-- BEGIN --

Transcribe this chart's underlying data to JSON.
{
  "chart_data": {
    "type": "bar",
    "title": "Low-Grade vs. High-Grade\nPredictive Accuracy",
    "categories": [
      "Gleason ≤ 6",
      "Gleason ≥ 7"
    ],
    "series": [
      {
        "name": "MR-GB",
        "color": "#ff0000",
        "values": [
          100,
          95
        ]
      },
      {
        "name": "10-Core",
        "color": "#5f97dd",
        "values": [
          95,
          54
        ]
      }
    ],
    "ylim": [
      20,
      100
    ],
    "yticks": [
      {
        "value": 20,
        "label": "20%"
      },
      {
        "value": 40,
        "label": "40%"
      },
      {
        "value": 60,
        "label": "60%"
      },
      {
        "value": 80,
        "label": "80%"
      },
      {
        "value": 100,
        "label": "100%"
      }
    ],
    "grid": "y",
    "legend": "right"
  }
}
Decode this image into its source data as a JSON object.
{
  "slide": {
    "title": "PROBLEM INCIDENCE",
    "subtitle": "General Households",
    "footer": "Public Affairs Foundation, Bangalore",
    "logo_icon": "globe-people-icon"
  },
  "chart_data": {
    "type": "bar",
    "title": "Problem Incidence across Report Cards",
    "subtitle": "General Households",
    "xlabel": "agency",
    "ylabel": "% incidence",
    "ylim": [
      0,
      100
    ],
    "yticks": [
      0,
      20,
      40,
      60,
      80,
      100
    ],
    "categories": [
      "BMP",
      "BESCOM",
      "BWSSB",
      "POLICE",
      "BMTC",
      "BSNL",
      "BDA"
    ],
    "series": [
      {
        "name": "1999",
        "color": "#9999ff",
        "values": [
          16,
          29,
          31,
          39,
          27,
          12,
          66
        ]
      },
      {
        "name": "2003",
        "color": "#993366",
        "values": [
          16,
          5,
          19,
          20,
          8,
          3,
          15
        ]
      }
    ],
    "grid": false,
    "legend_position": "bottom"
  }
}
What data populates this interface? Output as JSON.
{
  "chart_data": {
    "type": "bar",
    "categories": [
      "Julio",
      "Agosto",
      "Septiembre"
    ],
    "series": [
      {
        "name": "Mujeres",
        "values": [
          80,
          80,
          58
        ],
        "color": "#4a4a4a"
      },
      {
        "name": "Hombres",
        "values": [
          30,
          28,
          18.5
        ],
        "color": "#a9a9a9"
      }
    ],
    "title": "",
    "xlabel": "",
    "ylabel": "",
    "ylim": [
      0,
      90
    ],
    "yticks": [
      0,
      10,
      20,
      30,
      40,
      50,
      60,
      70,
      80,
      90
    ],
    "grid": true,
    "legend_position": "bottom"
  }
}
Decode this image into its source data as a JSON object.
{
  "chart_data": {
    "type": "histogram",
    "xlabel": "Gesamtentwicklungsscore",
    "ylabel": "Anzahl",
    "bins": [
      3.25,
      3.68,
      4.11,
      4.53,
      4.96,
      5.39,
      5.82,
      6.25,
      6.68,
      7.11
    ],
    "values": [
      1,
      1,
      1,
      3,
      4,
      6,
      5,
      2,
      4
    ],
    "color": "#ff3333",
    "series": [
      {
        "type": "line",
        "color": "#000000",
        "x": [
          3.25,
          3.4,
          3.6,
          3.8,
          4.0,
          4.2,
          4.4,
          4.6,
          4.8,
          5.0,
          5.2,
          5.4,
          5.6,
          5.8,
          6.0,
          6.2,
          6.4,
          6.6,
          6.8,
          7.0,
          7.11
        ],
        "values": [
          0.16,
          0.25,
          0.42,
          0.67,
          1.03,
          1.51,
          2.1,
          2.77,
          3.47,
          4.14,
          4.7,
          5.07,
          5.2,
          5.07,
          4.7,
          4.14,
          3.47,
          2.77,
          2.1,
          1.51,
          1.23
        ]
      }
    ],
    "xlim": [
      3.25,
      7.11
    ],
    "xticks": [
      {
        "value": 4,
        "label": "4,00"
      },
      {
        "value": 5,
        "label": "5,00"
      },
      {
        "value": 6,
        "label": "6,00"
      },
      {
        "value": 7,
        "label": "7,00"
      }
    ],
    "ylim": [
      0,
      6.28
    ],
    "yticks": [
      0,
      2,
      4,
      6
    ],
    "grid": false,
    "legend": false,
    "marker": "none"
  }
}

-- END --

_EXERCISE DIRECTIONS_
Reproduce the full listing exactly.

_RESPONSE_
Transcribe this chart's underlying data to JSON.
{
  "chart_data": {
    "type": "bar",
    "title": "Low-Grade vs. High-Grade\nPredictive Accuracy",
    "categories": [
      "Gleason ≤ 6",
      "Gleason ≥ 7"
    ],
    "series": [
      {
        "name": "MR-GB",
        "color": "#ff0000",
        "values": [
          100,
          95
        ]
      },
      {
        "name": "10-Core",
        "color": "#5f97dd",
        "values": [
          95,
          54
        ]
      }
    ],
    "ylim": [
      20,
      100
    ],
    "yticks": [
      {
        "value": 20,
        "label": "20%"
      },
      {
        "value": 40,
        "label": "40%"
      },
      {
        "value": 60,
        "label": "60%"
      },
      {
        "value": 80,
        "label": "80%"
      },
      {
        "value": 100,
        "label": "100%"
      }
    ],
    "grid": "y",
    "legend": "right"
  }
}
Decode this image into its source data as a JSON object.
{
  "slide": {
    "title": "PROBLEM INCIDENCE",
    "subtitle": "General Households",
    "footer": "Public Affairs Foundation, Bangalore",
    "logo_icon": "globe-people-icon"
  },
  "chart_data": {
    "type": "bar",
    "title": "Problem Incidence across Report Cards",
    "subtitle": "General Households",
    "xlabel": "agency",
    "ylabel": "% incidence",
    "ylim": [
      0,
      100
    ],
    "yticks": [
      0,
      20,
      40,
      60,
      80,
      100
    ],
    "categories": [
      "BMP",
      "BESCOM",
      "BWSSB",
      "POLICE",
      "BMTC",
      "BSNL",
      "BDA"
    ],
    "series": [
      {
        "name": "1999",
        "color": "#9999ff",
        "values": [
          16,
          29,
          31,
          39,
          27,
          12,
          66
        ]
      },
      {
        "name": "2003",
        "color": "#993366",
        "values": [
          16,
          5,
          19,
          20,
          8,
          3,
          15
        ]
      }
    ],
    "grid": false,
    "legend_position": "bottom"
  }
}
What data populates this interface? Output as JSON.
{
  "chart_data": {
    "type": "bar",
    "categories": [
      "Julio",
      "Agosto",
      "Septiembre"
    ],
    "series": [
      {
        "name": "Mujeres",
        "values": [
          80,
          80,
          58
        ],
        "color": "#4a4a4a"
      },
      {
        "name": "Hombres",
        "values": [
          30,
          28,
          18.5
        ],
        "color": "#a9a9a9"
      }
    ],
    "title": "",
    "xlabel": "",
    "ylabel": "",
    "ylim": [
      0,
      90
    ],
    "yticks": [
      0,
      10,
      20,
      30,
      40,
      50,
      60,
      70,
      80,
      90
    ],
    "grid": true,
    "legend_position": "bottom"
  }
}
Decode this image into its source data as a JSON object.
{
  "chart_data": {
    "type": "histogram",
    "xlabel": "Gesamtentwicklungsscore",
    "ylabel": "Anzahl",
    "bins": [
      3.25,
      3.68,
      4.11,
      4.53,
      4.96,
      5.39,
      5.82,
      6.25,
      6.68,
      7.11
    ],
    "values": [
      1,
      1,
      1,
      3,
      4,
      6,
      5,
      2,
      4
    ],
    "color": "#ff3333",
    "series": [
      {
        "type": "line",
        "color": "#000000",
        "x": [
          3.25,
          3.4,
          3.6,
          3.8,
          4.0,
          4.2,
          4.4,
          4.6,
          4.8,
          5.0,
          5.2,
          5.4,
          5.6,
          5.8,
          6.0,
          6.2,
          6.4,
          6.6,
          6.8,
          7.0,
          7.11
        ],
        "values": [
          0.16,
          0.25,
          0.42,
          0.67,
          1.03,
          1.51,
          2.1,
          2.77,
          3.47,
          4.14,
          4.7,
          5.07,
          5.2,
          5.07,
          4.7,
          4.14,
          3.47,
          2.77,
          2.1,
          1.51,
          1.23
        ]
      }
    ],
    "xlim": [
      3.25,
      7.11
    ],
    "xticks": [
      {
        "value": 4,
        "label": "4,00"
      },
      {
        "value": 5,
        "label": "5,00"
      },
      {
        "value": 6,
        "label": "6,00"
      },
      {
        "value": 7,
        "label": "7,00"
      }
    ],
    "ylim": [
      0,
      6.28
    ],
    "yticks": [
      0,
      2,
      4,
      6
    ],
    "grid": false,
    "legend": false,
    "marker": "none"
  }
}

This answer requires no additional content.